___ Dataset entries
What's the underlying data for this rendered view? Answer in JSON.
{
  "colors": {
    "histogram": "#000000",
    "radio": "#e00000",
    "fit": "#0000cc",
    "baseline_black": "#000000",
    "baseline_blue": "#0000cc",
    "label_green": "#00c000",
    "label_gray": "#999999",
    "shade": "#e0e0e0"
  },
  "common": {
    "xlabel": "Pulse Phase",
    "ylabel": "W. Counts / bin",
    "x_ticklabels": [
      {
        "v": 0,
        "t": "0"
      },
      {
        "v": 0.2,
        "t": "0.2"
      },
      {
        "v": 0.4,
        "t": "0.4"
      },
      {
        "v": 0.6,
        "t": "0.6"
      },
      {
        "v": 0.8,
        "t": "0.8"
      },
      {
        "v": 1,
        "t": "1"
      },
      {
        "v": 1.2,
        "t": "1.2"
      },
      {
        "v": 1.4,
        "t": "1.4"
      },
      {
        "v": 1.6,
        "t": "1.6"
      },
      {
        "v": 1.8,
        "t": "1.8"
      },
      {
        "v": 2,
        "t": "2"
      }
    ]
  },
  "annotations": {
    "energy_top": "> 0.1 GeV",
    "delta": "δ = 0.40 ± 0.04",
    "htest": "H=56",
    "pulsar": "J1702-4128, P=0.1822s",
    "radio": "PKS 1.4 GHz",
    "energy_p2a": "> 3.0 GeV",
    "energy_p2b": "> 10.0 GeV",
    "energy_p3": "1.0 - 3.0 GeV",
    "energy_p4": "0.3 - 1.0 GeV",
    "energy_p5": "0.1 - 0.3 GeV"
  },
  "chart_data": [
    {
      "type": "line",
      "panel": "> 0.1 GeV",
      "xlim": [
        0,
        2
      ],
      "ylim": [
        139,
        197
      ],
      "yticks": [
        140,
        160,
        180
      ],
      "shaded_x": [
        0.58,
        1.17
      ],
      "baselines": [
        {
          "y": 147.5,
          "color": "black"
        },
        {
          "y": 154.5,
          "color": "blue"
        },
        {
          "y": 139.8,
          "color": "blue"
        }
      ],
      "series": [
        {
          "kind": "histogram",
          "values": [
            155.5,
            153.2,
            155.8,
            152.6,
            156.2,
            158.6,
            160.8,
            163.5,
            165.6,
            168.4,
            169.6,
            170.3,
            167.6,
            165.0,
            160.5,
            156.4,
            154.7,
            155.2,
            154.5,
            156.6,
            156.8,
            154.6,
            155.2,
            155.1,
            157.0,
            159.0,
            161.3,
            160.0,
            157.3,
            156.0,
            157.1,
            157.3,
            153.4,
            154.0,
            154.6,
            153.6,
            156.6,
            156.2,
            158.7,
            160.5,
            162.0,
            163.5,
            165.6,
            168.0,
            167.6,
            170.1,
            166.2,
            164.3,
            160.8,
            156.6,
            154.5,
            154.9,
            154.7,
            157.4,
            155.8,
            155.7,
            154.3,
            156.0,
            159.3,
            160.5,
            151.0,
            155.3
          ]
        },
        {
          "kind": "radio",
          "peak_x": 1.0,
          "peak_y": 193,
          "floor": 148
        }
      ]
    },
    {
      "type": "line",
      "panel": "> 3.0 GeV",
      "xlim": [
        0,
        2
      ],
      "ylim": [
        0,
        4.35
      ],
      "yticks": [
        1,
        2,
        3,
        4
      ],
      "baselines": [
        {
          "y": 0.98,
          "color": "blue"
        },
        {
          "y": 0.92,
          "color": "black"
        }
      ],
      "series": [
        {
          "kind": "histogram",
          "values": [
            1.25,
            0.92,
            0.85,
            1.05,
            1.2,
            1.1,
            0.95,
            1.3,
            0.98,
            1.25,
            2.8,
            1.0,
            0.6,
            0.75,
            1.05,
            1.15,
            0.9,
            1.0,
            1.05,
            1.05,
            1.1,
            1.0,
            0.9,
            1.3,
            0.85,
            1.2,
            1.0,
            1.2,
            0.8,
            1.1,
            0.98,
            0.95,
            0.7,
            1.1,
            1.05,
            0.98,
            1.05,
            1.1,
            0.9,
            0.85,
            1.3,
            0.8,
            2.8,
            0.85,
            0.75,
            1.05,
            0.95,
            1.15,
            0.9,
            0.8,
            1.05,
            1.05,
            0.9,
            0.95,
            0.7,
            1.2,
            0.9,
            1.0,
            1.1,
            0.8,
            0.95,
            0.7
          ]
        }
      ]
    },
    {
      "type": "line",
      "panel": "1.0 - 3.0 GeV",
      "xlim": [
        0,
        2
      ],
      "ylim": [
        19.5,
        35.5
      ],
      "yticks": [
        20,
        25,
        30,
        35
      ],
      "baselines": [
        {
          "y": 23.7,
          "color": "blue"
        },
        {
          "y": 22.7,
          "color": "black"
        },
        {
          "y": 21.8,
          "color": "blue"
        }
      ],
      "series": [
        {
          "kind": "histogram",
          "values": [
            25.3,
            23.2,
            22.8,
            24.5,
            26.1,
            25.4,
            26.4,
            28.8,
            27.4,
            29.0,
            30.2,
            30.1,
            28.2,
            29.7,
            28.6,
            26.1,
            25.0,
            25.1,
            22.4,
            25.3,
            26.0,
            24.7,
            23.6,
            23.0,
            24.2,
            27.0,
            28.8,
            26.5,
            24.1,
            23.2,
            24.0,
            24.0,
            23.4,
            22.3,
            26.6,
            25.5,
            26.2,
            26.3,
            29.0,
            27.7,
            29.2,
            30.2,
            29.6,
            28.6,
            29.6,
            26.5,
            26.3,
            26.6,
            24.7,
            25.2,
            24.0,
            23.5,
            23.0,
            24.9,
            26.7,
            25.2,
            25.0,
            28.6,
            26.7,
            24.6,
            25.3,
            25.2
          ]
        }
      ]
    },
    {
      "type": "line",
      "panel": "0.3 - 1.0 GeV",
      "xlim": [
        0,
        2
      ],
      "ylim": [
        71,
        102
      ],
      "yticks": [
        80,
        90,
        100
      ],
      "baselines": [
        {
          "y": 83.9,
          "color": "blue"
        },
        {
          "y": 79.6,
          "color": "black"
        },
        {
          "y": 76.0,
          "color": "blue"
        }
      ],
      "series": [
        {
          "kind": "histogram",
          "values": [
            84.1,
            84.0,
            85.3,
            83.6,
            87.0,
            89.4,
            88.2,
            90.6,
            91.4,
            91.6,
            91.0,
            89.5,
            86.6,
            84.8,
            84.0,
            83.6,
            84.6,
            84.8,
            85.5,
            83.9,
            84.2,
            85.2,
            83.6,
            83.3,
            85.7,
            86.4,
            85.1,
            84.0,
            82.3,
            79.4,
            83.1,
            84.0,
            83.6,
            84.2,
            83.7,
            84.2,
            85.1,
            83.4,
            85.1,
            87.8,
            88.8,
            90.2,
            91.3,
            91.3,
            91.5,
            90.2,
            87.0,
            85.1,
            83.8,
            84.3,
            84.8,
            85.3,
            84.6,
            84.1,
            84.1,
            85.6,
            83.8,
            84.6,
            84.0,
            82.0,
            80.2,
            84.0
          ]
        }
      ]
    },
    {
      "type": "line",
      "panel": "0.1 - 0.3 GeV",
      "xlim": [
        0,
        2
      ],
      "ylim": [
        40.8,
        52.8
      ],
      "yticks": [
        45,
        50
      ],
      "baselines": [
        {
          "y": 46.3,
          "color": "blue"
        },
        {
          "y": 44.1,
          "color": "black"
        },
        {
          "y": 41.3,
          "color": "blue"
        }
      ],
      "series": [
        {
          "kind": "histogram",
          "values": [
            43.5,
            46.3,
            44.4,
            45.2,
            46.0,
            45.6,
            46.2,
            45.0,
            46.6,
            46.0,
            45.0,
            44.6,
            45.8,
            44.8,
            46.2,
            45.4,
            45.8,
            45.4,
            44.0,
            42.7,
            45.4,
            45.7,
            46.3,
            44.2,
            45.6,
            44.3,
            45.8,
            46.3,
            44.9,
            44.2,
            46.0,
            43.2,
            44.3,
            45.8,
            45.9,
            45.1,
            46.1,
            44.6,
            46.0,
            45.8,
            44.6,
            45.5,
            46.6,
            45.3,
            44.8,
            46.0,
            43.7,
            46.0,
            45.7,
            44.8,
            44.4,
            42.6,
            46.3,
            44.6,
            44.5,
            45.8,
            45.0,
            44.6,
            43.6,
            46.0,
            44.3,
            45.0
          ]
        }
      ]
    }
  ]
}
______
Search the records above for the string "panel". Copy every line that contains it.

      "panel": "> 0.1 GeV",
      "panel": "> 3.0 GeV",
      "panel": "1.0 - 3.0 GeV",
      "panel": "0.3 - 1.0 GeV",
      "panel": "0.1 - 0.3 GeV",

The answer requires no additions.